Part of a data file:
+---+
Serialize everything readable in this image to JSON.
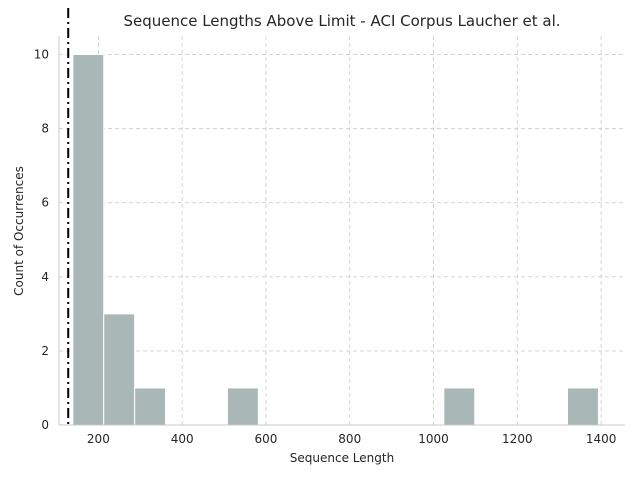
{
  "chart_data": {
    "type": "bar",
    "title": "Sequence Lengths Above Limit - ACI Corpus Laucher et al.",
    "xlabel": "Sequence Length",
    "ylabel": "Count of Occurrences",
    "xlim": [
      106,
      1457
    ],
    "ylim": [
      0,
      10.5
    ],
    "xticks": [
      200,
      400,
      600,
      800,
      1000,
      1200,
      1400
    ],
    "yticks": [
      0,
      2,
      4,
      6,
      8,
      10
    ],
    "grid": true,
    "bin_edges": [
      139,
      212.8,
      286.6,
      360.4,
      434.2,
      508,
      581.8,
      655.6,
      729.4,
      803.2,
      877,
      950.8,
      1024.6,
      1098.4,
      1172.2,
      1246,
      1319.8,
      1393.6
    ],
    "counts": [
      10,
      3,
      1,
      0,
      0,
      1,
      0,
      0,
      0,
      0,
      0,
      0,
      1,
      0,
      0,
      0,
      1
    ],
    "reference_line_x": 128,
    "colors": {
      "bar": "#a9b7b6",
      "reference_line": "#000000"
    }
  }
}
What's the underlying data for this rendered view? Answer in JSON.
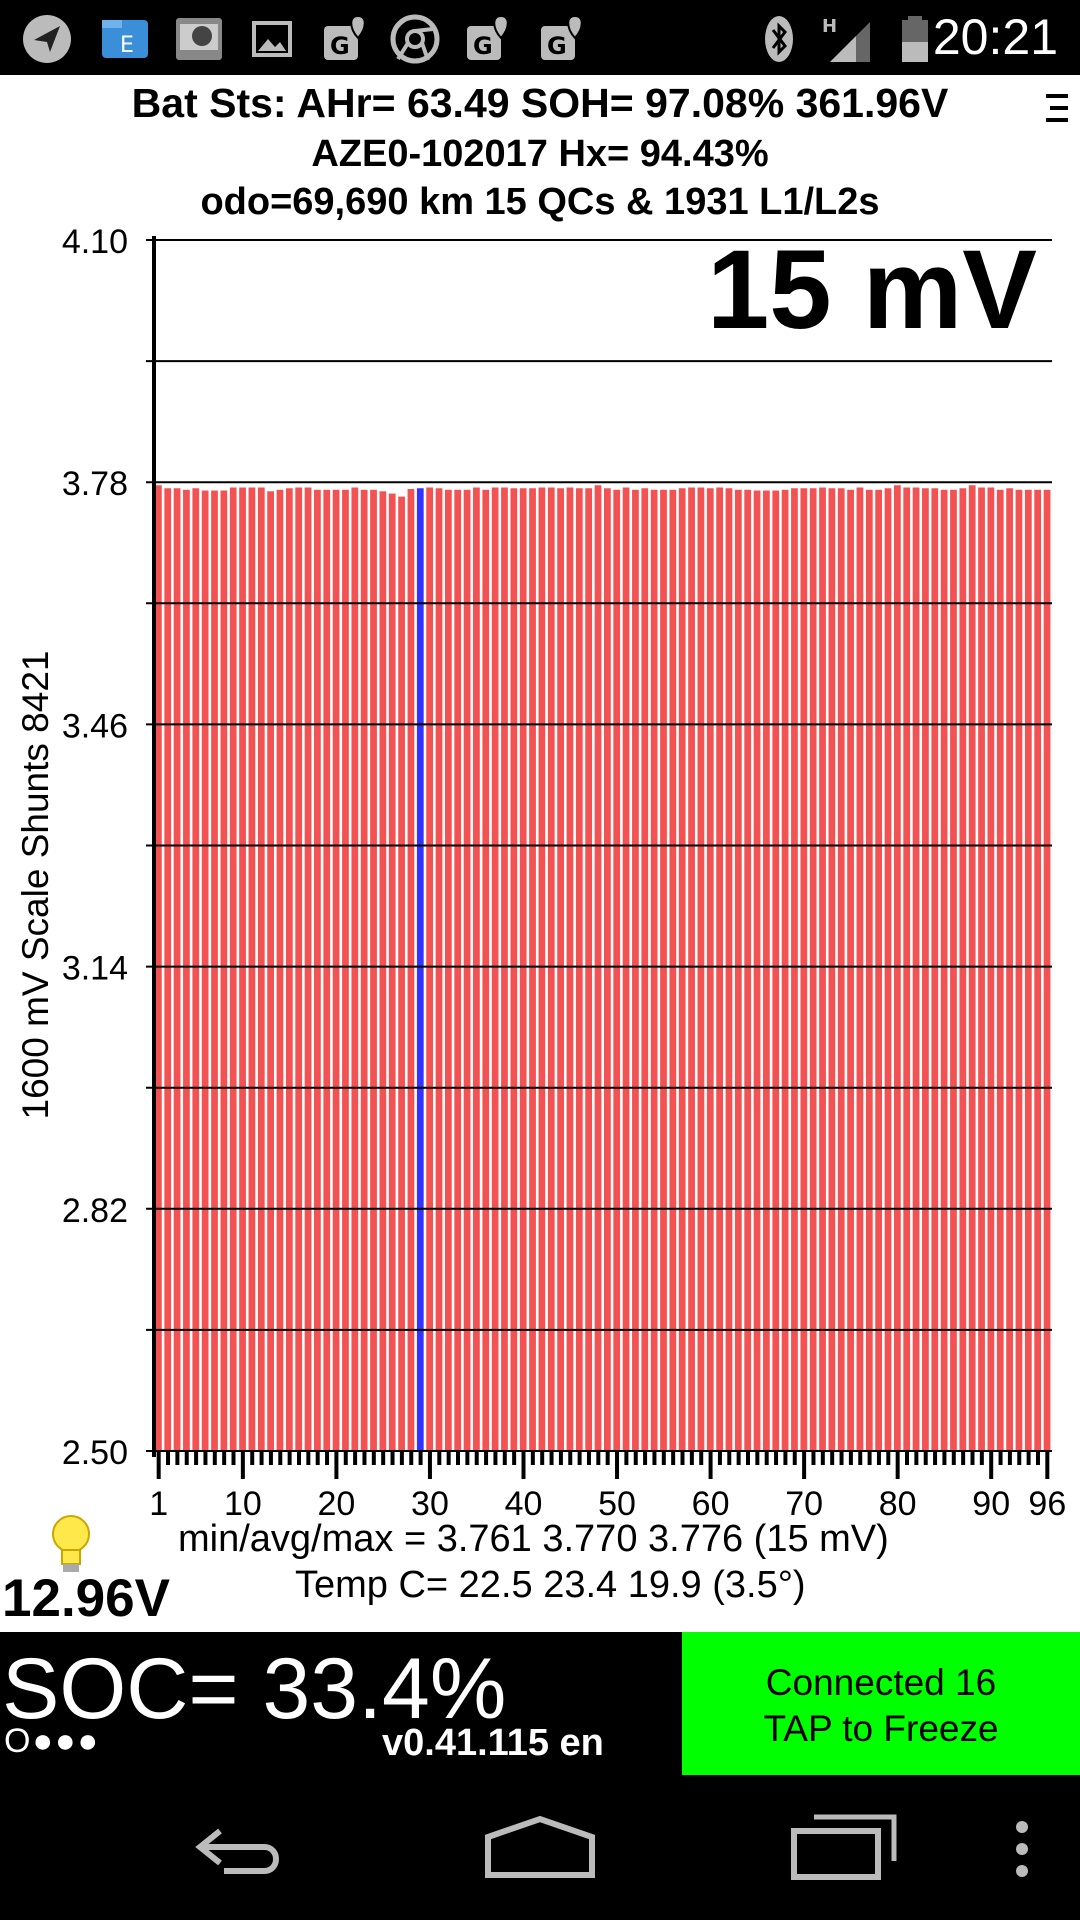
{
  "status_bar": {
    "time": "20:21",
    "left_icons": [
      "navigation-icon",
      "file-manager-icon",
      "scanner-app-icon",
      "gallery-icon",
      "maps-icon",
      "chrome-icon",
      "maps-icon",
      "maps-icon"
    ],
    "right_icons": [
      "bluetooth-icon",
      "signal-h-icon",
      "battery-icon"
    ]
  },
  "header": {
    "line1": "Bat Sts: AHr= 63.49 SOH= 97.08% 361.96V",
    "line2": "AZE0-102017   Hx= 94.43%",
    "line3": "odo=69,690 km 15 QCs & 1931 L1/L2s"
  },
  "chart_data": {
    "type": "bar",
    "big_label": "15 mV",
    "ylabel": "1600 mV Scale   Shunts 8421",
    "ylim": [
      2.5,
      4.1
    ],
    "ytick_labels": [
      "4.10",
      "3.78",
      "3.46",
      "3.14",
      "2.82",
      "2.50"
    ],
    "xtick_labels": [
      "1",
      "10",
      "20",
      "30",
      "40",
      "50",
      "60",
      "70",
      "80",
      "90",
      "96"
    ],
    "bar_color": "#f25252",
    "highlight_color": "#3333ff",
    "highlight_index": 28,
    "categories": [
      1,
      2,
      3,
      4,
      5,
      6,
      7,
      8,
      9,
      10,
      11,
      12,
      13,
      14,
      15,
      16,
      17,
      18,
      19,
      20,
      21,
      22,
      23,
      24,
      25,
      26,
      27,
      28,
      29,
      30,
      31,
      32,
      33,
      34,
      35,
      36,
      37,
      38,
      39,
      40,
      41,
      42,
      43,
      44,
      45,
      46,
      47,
      48,
      49,
      50,
      51,
      52,
      53,
      54,
      55,
      56,
      57,
      58,
      59,
      60,
      61,
      62,
      63,
      64,
      65,
      66,
      67,
      68,
      69,
      70,
      71,
      72,
      73,
      74,
      75,
      76,
      77,
      78,
      79,
      80,
      81,
      82,
      83,
      84,
      85,
      86,
      87,
      88,
      89,
      90,
      91,
      92,
      93,
      94,
      95,
      96
    ],
    "values": [
      3.776,
      3.772,
      3.772,
      3.77,
      3.772,
      3.769,
      3.769,
      3.769,
      3.773,
      3.773,
      3.773,
      3.773,
      3.768,
      3.77,
      3.772,
      3.773,
      3.773,
      3.77,
      3.77,
      3.77,
      3.77,
      3.773,
      3.77,
      3.77,
      3.768,
      3.765,
      3.761,
      3.771,
      3.772,
      3.773,
      3.772,
      3.77,
      3.77,
      3.77,
      3.773,
      3.77,
      3.773,
      3.773,
      3.772,
      3.772,
      3.772,
      3.773,
      3.773,
      3.772,
      3.773,
      3.772,
      3.772,
      3.776,
      3.772,
      3.77,
      3.773,
      3.77,
      3.772,
      3.77,
      3.77,
      3.77,
      3.772,
      3.773,
      3.773,
      3.772,
      3.773,
      3.772,
      3.77,
      3.77,
      3.769,
      3.769,
      3.769,
      3.77,
      3.772,
      3.772,
      3.772,
      3.773,
      3.772,
      3.772,
      3.77,
      3.773,
      3.77,
      3.77,
      3.772,
      3.776,
      3.773,
      3.773,
      3.772,
      3.772,
      3.77,
      3.77,
      3.772,
      3.776,
      3.773,
      3.773,
      3.77,
      3.772,
      3.77,
      3.77,
      3.77,
      3.77
    ]
  },
  "stats": {
    "line1": "min/avg/max = 3.761 3.770 3.776  (15 mV)",
    "line2": "Temp C= 22.5  23.4  19.9  (3.5°)",
    "aux_voltage": "12.96V",
    "bulb_icon": "lightbulb-icon"
  },
  "bottom": {
    "soc": "SOC= 33.4%",
    "dots": "O●●●",
    "version": "v0.41.115 en",
    "connect_line1": "Connected 16",
    "connect_line2": "TAP to Freeze",
    "connect_color": "#00ff00"
  },
  "nav_bar": {
    "icons": [
      "back-icon",
      "home-icon",
      "recents-icon",
      "overflow-menu-icon"
    ]
  }
}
+---+
▸ **WHAT TO DO**
Copy everything in the records above except the pictures, exactly as written.

▸ **ANSWER FOR THIS EXERCISE**
Serialize everything readable in this image to JSON.
{
  "chart_data": {
    "type": "bar",
    "title": "Sequence Lengths Above Limit - ACI Corpus Laucher et al.",
    "xlabel": "Sequence Length",
    "ylabel": "Count of Occurrences",
    "xlim": [
      106,
      1457
    ],
    "ylim": [
      0,
      10.5
    ],
    "xticks": [
      200,
      400,
      600,
      800,
      1000,
      1200,
      1400
    ],
    "yticks": [
      0,
      2,
      4,
      6,
      8,
      10
    ],
    "grid": true,
    "bin_edges": [
      139,
      212.8,
      286.6,
      360.4,
      434.2,
      508,
      581.8,
      655.6,
      729.4,
      803.2,
      877,
      950.8,
      1024.6,
      1098.4,
      1172.2,
      1246,
      1319.8,
      1393.6
    ],
    "counts": [
      10,
      3,
      1,
      0,
      0,
      1,
      0,
      0,
      0,
      0,
      0,
      0,
      1,
      0,
      0,
      0,
      1
    ],
    "reference_line_x": 128,
    "colors": {
      "bar": "#a9b7b6",
      "reference_line": "#000000"
    }
  }
}
What's the underlying data for this rendered view? Answer in JSON.
{
  "status_bar": {
    "time": "20:21",
    "left_icons": [
      "navigation-icon",
      "file-manager-icon",
      "scanner-app-icon",
      "gallery-icon",
      "maps-icon",
      "chrome-icon",
      "maps-icon",
      "maps-icon"
    ],
    "right_icons": [
      "bluetooth-icon",
      "signal-h-icon",
      "battery-icon"
    ]
  },
  "header": {
    "line1": "Bat Sts: AHr= 63.49 SOH= 97.08% 361.96V",
    "line2": "AZE0-102017   Hx= 94.43%",
    "line3": "odo=69,690 km 15 QCs & 1931 L1/L2s"
  },
  "chart_data": {
    "type": "bar",
    "big_label": "15 mV",
    "ylabel": "1600 mV Scale   Shunts 8421",
    "ylim": [
      2.5,
      4.1
    ],
    "ytick_labels": [
      "4.10",
      "3.78",
      "3.46",
      "3.14",
      "2.82",
      "2.50"
    ],
    "xtick_labels": [
      "1",
      "10",
      "20",
      "30",
      "40",
      "50",
      "60",
      "70",
      "80",
      "90",
      "96"
    ],
    "bar_color": "#f25252",
    "highlight_color": "#3333ff",
    "highlight_index": 28,
    "categories": [
      1,
      2,
      3,
      4,
      5,
      6,
      7,
      8,
      9,
      10,
      11,
      12,
      13,
      14,
      15,
      16,
      17,
      18,
      19,
      20,
      21,
      22,
      23,
      24,
      25,
      26,
      27,
      28,
      29,
      30,
      31,
      32,
      33,
      34,
      35,
      36,
      37,
      38,
      39,
      40,
      41,
      42,
      43,
      44,
      45,
      46,
      47,
      48,
      49,
      50,
      51,
      52,
      53,
      54,
      55,
      56,
      57,
      58,
      59,
      60,
      61,
      62,
      63,
      64,
      65,
      66,
      67,
      68,
      69,
      70,
      71,
      72,
      73,
      74,
      75,
      76,
      77,
      78,
      79,
      80,
      81,
      82,
      83,
      84,
      85,
      86,
      87,
      88,
      89,
      90,
      91,
      92,
      93,
      94,
      95,
      96
    ],
    "values": [
      3.776,
      3.772,
      3.772,
      3.77,
      3.772,
      3.769,
      3.769,
      3.769,
      3.773,
      3.773,
      3.773,
      3.773,
      3.768,
      3.77,
      3.772,
      3.773,
      3.773,
      3.77,
      3.77,
      3.77,
      3.77,
      3.773,
      3.77,
      3.77,
      3.768,
      3.765,
      3.761,
      3.771,
      3.772,
      3.773,
      3.772,
      3.77,
      3.77,
      3.77,
      3.773,
      3.77,
      3.773,
      3.773,
      3.772,
      3.772,
      3.772,
      3.773,
      3.773,
      3.772,
      3.773,
      3.772,
      3.772,
      3.776,
      3.772,
      3.77,
      3.773,
      3.77,
      3.772,
      3.77,
      3.77,
      3.77,
      3.772,
      3.773,
      3.773,
      3.772,
      3.773,
      3.772,
      3.77,
      3.77,
      3.769,
      3.769,
      3.769,
      3.77,
      3.772,
      3.772,
      3.772,
      3.773,
      3.772,
      3.772,
      3.77,
      3.773,
      3.77,
      3.77,
      3.772,
      3.776,
      3.773,
      3.773,
      3.772,
      3.772,
      3.77,
      3.77,
      3.772,
      3.776,
      3.773,
      3.773,
      3.77,
      3.772,
      3.77,
      3.77,
      3.77,
      3.77
    ]
  },
  "stats": {
    "line1": "min/avg/max = 3.761 3.770 3.776  (15 mV)",
    "line2": "Temp C= 22.5  23.4  19.9  (3.5°)",
    "aux_voltage": "12.96V",
    "bulb_icon": "lightbulb-icon"
  },
  "bottom": {
    "soc": "SOC= 33.4%",
    "dots": "O●●●",
    "version": "v0.41.115 en",
    "connect_line1": "Connected 16",
    "connect_line2": "TAP to Freeze",
    "connect_color": "#00ff00"
  },
  "nav_bar": {
    "icons": [
      "back-icon",
      "home-icon",
      "recents-icon",
      "overflow-menu-icon"
    ]
  }
}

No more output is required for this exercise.